>> START Input
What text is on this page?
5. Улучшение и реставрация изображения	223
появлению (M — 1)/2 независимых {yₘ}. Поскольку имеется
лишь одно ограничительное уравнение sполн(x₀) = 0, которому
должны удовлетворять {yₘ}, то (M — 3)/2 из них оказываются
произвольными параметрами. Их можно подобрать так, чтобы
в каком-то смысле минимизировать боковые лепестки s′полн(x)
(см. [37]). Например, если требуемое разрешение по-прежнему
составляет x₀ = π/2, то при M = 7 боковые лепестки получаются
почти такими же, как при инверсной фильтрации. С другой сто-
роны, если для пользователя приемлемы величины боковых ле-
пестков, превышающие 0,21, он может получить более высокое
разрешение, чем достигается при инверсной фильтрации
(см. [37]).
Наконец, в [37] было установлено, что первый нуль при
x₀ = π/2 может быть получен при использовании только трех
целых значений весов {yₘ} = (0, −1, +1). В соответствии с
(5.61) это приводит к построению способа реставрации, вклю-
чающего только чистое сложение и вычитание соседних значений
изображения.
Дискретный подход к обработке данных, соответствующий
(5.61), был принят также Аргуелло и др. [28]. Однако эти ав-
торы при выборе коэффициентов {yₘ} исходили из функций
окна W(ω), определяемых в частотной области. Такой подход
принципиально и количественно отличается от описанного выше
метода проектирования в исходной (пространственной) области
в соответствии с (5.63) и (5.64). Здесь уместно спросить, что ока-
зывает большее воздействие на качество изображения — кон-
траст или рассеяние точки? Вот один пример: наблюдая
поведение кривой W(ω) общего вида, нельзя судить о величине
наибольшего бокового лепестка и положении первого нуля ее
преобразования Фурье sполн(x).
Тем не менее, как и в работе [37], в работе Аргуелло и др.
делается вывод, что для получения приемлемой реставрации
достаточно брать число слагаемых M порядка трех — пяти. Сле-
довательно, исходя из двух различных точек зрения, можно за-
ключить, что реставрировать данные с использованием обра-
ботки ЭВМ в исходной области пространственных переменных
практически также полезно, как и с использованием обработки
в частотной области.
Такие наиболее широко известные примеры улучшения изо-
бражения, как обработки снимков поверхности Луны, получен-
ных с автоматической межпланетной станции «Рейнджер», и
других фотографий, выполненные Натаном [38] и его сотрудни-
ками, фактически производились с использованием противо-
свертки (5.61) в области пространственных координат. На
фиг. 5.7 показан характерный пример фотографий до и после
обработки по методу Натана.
>> END Input
[Task description]
Identify and copy lines that hold the string "лепестки".

[Answer to the exercise]
в каком-то смысле минимизировать боковые лепестки s′полн(x)
составляет x₀ = π/2, то при M = 7 боковые лепестки получаются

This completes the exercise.